■ **What is expected**
Pictures do not belong in the copy. Return all of the entries exactly.

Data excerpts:
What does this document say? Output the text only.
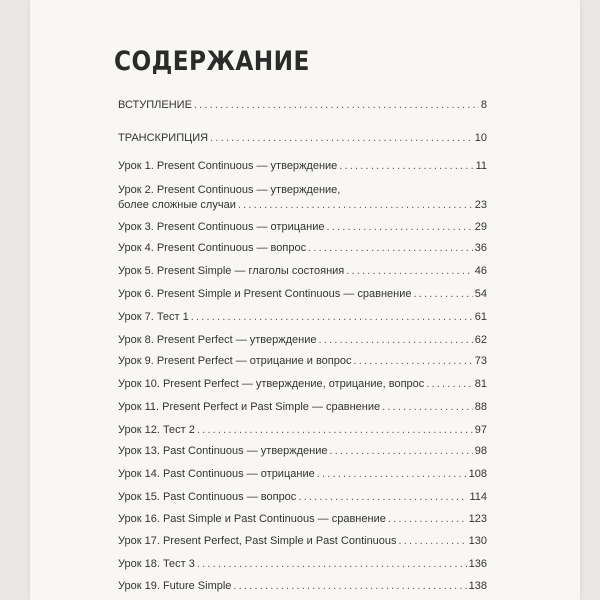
СОДЕРЖАНИЕ
ВСТУПЛЕНИЕ .....	8
ТРАНСКРИПЦИЯ .....	10
Урок 1. Present Continuous — утверждение .....	11
Урок 2. Present Continuous — утверждение,
более сложные случаи .....	23
Урок 3. Present Continuous — отрицание .....	29
Урок 4. Present Continuous — вопрос .....	36
Урок 5. Present Simple — глаголы состояния .....	46
Урок 6. Present Simple и Present Continuous — сравнение .....	54
Урок 7. Тест 1 .....	61
Урок 8. Present Perfect — утверждение .....	62
Урок 9. Present Perfect — отрицание и вопрос .....	73
Урок 10. Present Perfect — утверждение, отрицание, вопрос .....	81
Урок 11. Present Perfect и Past Simple — сравнение .....	88
Урок 12. Тест 2 .....	97
Урок 13. Past Continuous — утверждение .....	98
Урок 14. Past Continuous — отрицание .....	108
Урок 15. Past Continuous — вопрос .....	114
Урок 16. Past Simple и Past Continuous — сравнение .....	123
Урок 17. Present Perfect, Past Simple и Past Continuous .....	130
Урок 18. Тест 3 .....	136
Урок 19. Future Simple .....	138
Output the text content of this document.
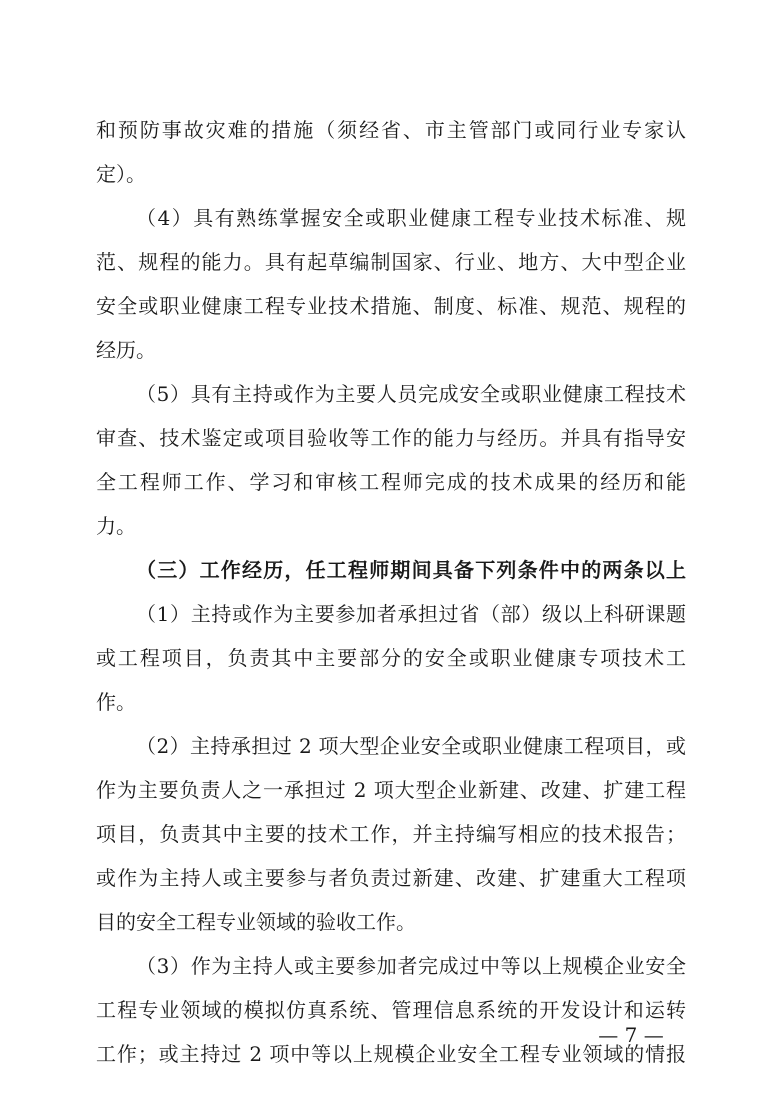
和预防事故灾难的措施（须经省、市主管部门或同行业专家认
定）。
（4）具有熟练掌握安全或职业健康工程专业技术标准、规
范、规程的能力。具有起草编制国家、行业、地方、大中型企业
安全或职业健康工程专业技术措施、制度、标准、规范、规程的
经历。
（5）具有主持或作为主要人员完成安全或职业健康工程技术
审查、技术鉴定或项目验收等工作的能力与经历。并具有指导安
全工程师工作、学习和审核工程师完成的技术成果的经历和能
力。
（三）工作经历，任工程师期间具备下列条件中的两条以上
（1）主持或作为主要参加者承担过省（部）级以上科研课题
或工程项目，负责其中主要部分的安全或职业健康专项技术工
作。
（2）主持承担过 2 项大型企业安全或职业健康工程项目，或
作为主要负责人之一承担过 2 项大型企业新建、改建、扩建工程
项目，负责其中主要的技术工作，并主持编写相应的技术报告；
或作为主持人或主要参与者负责过新建、改建、扩建重大工程项
目的安全工程专业领域的验收工作。
（3）作为主持人或主要参加者完成过中等以上规模企业安全
工程专业领域的模拟仿真系统、管理信息系统的开发设计和运转
工作；或主持过 2 项中等以上规模企业安全工程专业领域的情报
— 7 —
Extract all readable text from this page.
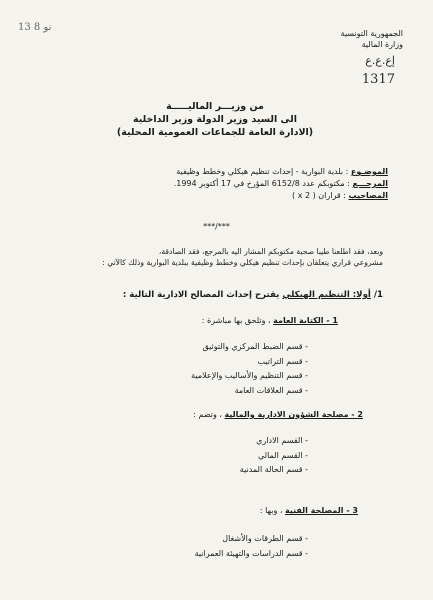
13 نو 8
الجمهورية التونسية
وزارة المالية
إع.ع.ع
1317
من وزيـــر الماليـــــة
الى السيد وزير الدولة وزير الداخلية
(الادارة العامة للجماعات العمومية المحلية)
الموضـوع : بلدية البوارية - إحداث تنظيم هيكلي وخطط وظيفية
المرجـــع : مكتوبكم عدد 6152/8 المؤرخ في 17 أكتوبر 1994.
المصاحيب : قراران ( 2 x )
***/***
وبعد، فقد اطلعنا طيبا صحبة مكتوبكم المشار اليه بالمرجع، فقد الصادقة،
مشروعي قراري يتعلقان بإحداث تنظيم هيكلي وخطط وظيفية ببلدية البوارية وذلك كالآتي :
1/ أولا: التنظيم الهيكلي يقترح إحداث المصالح الادارية التالية :
1 - الكتابة العامة ، وتلحق بها مباشرة :
- قسم الضبط المركزي والتوثيق
- قسم التراتيب
- قسم التنظيم والأساليب والإعلامية
- قسم العلاقات العامة
2 - مصلحة الشؤون الادارية والمالية ، وتضم :
- القسم الاداري
- القسم المالي
- قسم الحالة المدنية
3 - المصلحة الفنية ، وبها :
- قسم الطرقات والأشغال
- قسم الدراسات والتهيئة العمرانية
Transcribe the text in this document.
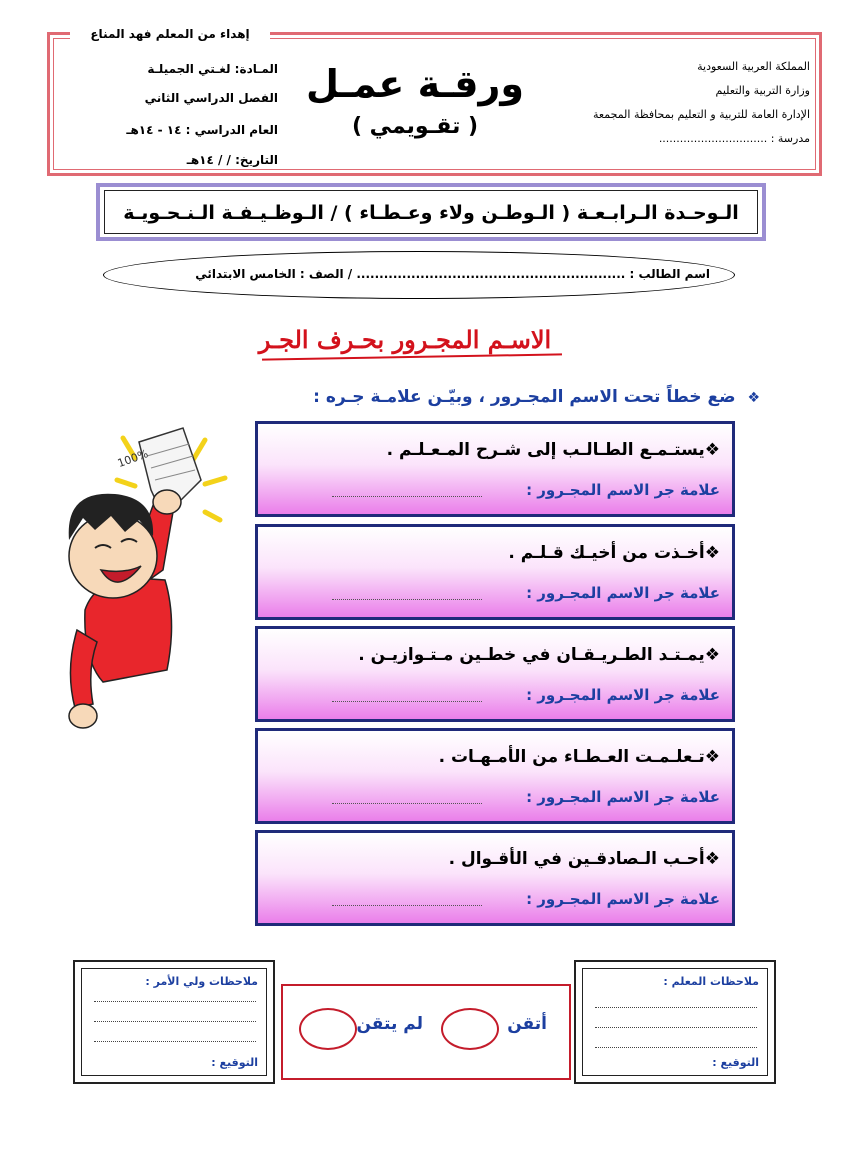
إهداء من المعلم فهد المناع
المملكة العربية السعودية
وزارة التربية والتعليم
الإدارة العامة للتربية و التعليم بمحافظة المجمعة
مدرسة : ...............................
ورقـة عمـل
( تقـويمي )
المـادة: لغـتي الجميلـة
الفصل الدراسي الثاني
العام الدراسي : ١٤ - ١٤هـ
التاريخ: / / ١٤هـ
الـوحـدة الـرابـعـة ( الـوطـن ولاء وعـطـاء ) / الـوظـيـفـة الـنـحـويـة
اسم الطالب : ........................................................... / الصف : الخامس الابتدائي
الاسـم المجـرور بحـرف الجـر
❖ ضع خطاً تحت الاسم المجـرور ، وبيّـن علامـة جـره :
❖يستـمـع الطـالـب إلى شـرح المـعـلـم .
علامة جر الاسم المجـرور :
❖أخـذت من أخيـك قـلـم .
علامة جر الاسم المجـرور :
❖يمـتـد الطـريـقـان في خطـين مـتـوازيـن .
علامة جر الاسم المجـرور :
❖تـعلـمـت العـطـاء من الأمـهـات .
علامة جر الاسم المجـرور :
❖أحـب الـصادقـين في الأقـوال .
علامة جر الاسم المجـرور :
100%
ملاحظات ولي الأمر :
التوقيع :
أتقن
لم يتقن
ملاحظات المعلم :
التوقيع :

■ **Result**
What does this document say? Output the text only.
СОДЕРЖАНИЕ
ВСТУПЛЕНИЕ .....	8
ТРАНСКРИПЦИЯ .....	10
Урок 1. Present Continuous — утверждение .....	11
Урок 2. Present Continuous — утверждение,
более сложные случаи .....	23
Урок 3. Present Continuous — отрицание .....	29
Урок 4. Present Continuous — вопрос .....	36
Урок 5. Present Simple — глаголы состояния .....	46
Урок 6. Present Simple и Present Continuous — сравнение .....	54
Урок 7. Тест 1 .....	61
Урок 8. Present Perfect — утверждение .....	62
Урок 9. Present Perfect — отрицание и вопрос .....	73
Урок 10. Present Perfect — утверждение, отрицание, вопрос .....	81
Урок 11. Present Perfect и Past Simple — сравнение .....	88
Урок 12. Тест 2 .....	97
Урок 13. Past Continuous — утверждение .....	98
Урок 14. Past Continuous — отрицание .....	108
Урок 15. Past Continuous — вопрос .....	114
Урок 16. Past Simple и Past Continuous — сравнение .....	123
Урок 17. Present Perfect, Past Simple и Past Continuous .....	130
Урок 18. Тест 3 .....	136
Урок 19. Future Simple .....	138
Output the text content of this document.
和预防事故灾难的措施（须经省、市主管部门或同行业专家认
定）。
（4）具有熟练掌握安全或职业健康工程专业技术标准、规
范、规程的能力。具有起草编制国家、行业、地方、大中型企业
安全或职业健康工程专业技术措施、制度、标准、规范、规程的
经历。
（5）具有主持或作为主要人员完成安全或职业健康工程技术
审查、技术鉴定或项目验收等工作的能力与经历。并具有指导安
全工程师工作、学习和审核工程师完成的技术成果的经历和能
力。
（三）工作经历，任工程师期间具备下列条件中的两条以上
（1）主持或作为主要参加者承担过省（部）级以上科研课题
或工程项目，负责其中主要部分的安全或职业健康专项技术工
作。
（2）主持承担过 2 项大型企业安全或职业健康工程项目，或
作为主要负责人之一承担过 2 项大型企业新建、改建、扩建工程
项目，负责其中主要的技术工作，并主持编写相应的技术报告；
或作为主持人或主要参与者负责过新建、改建、扩建重大工程项
目的安全工程专业领域的验收工作。
（3）作为主持人或主要参加者完成过中等以上规模企业安全
工程专业领域的模拟仿真系统、管理信息系统的开发设计和运转
工作；或主持过 2 项中等以上规模企业安全工程专业领域的情报
— 7 —
Extract all readable text from this page.
13 نو 8
الجمهورية التونسية
وزارة المالية
إع.ع.ع
1317
من وزيـــر الماليـــــة
الى السيد وزير الدولة وزير الداخلية
(الادارة العامة للجماعات العمومية المحلية)
الموضـوع : بلدية البوارية - إحداث تنظيم هيكلي وخطط وظيفية
المرجـــع : مكتوبكم عدد 6152/8 المؤرخ في 17 أكتوبر 1994.
المصاحيب : قراران ( 2 x )
***/***
وبعد، فقد اطلعنا طيبا صحبة مكتوبكم المشار اليه بالمرجع، فقد الصادقة،
مشروعي قراري يتعلقان بإحداث تنظيم هيكلي وخطط وظيفية ببلدية البوارية وذلك كالآتي :
1/ أولا: التنظيم الهيكلي يقترح إحداث المصالح الادارية التالية :
1 - الكتابة العامة ، وتلحق بها مباشرة :
- قسم الضبط المركزي والتوثيق
- قسم التراتيب
- قسم التنظيم والأساليب والإعلامية
- قسم العلاقات العامة
2 - مصلحة الشؤون الادارية والمالية ، وتضم :
- القسم الاداري
- القسم المالي
- قسم الحالة المدنية
3 - المصلحة الفنية ، وبها :
- قسم الطرقات والأشغال
- قسم الدراسات والتهيئة العمرانية
Transcribe the text in this document.
إهداء من المعلم فهد المناع
المملكة العربية السعودية
وزارة التربية والتعليم
الإدارة العامة للتربية و التعليم بمحافظة المجمعة
مدرسة : ...............................
ورقـة عمـل
( تقـويمي )
المـادة: لغـتي الجميلـة
الفصل الدراسي الثاني
العام الدراسي : ١٤ - ١٤هـ
التاريخ: / / ١٤هـ
الـوحـدة الـرابـعـة ( الـوطـن ولاء وعـطـاء ) / الـوظـيـفـة الـنـحـويـة
اسم الطالب : ........................................................... / الصف : الخامس الابتدائي
الاسـم المجـرور بحـرف الجـر
❖ ضع خطاً تحت الاسم المجـرور ، وبيّـن علامـة جـره :
❖يستـمـع الطـالـب إلى شـرح المـعـلـم .
علامة جر الاسم المجـرور :
❖أخـذت من أخيـك قـلـم .
علامة جر الاسم المجـرور :
❖يمـتـد الطـريـقـان في خطـين مـتـوازيـن .
علامة جر الاسم المجـرور :
❖تـعلـمـت العـطـاء من الأمـهـات .
علامة جر الاسم المجـرور :
❖أحـب الـصادقـين في الأقـوال .
علامة جر الاسم المجـرور :
100%
ملاحظات ولي الأمر :
التوقيع :
أتقن
لم يتقن
ملاحظات المعلم :
التوقيع :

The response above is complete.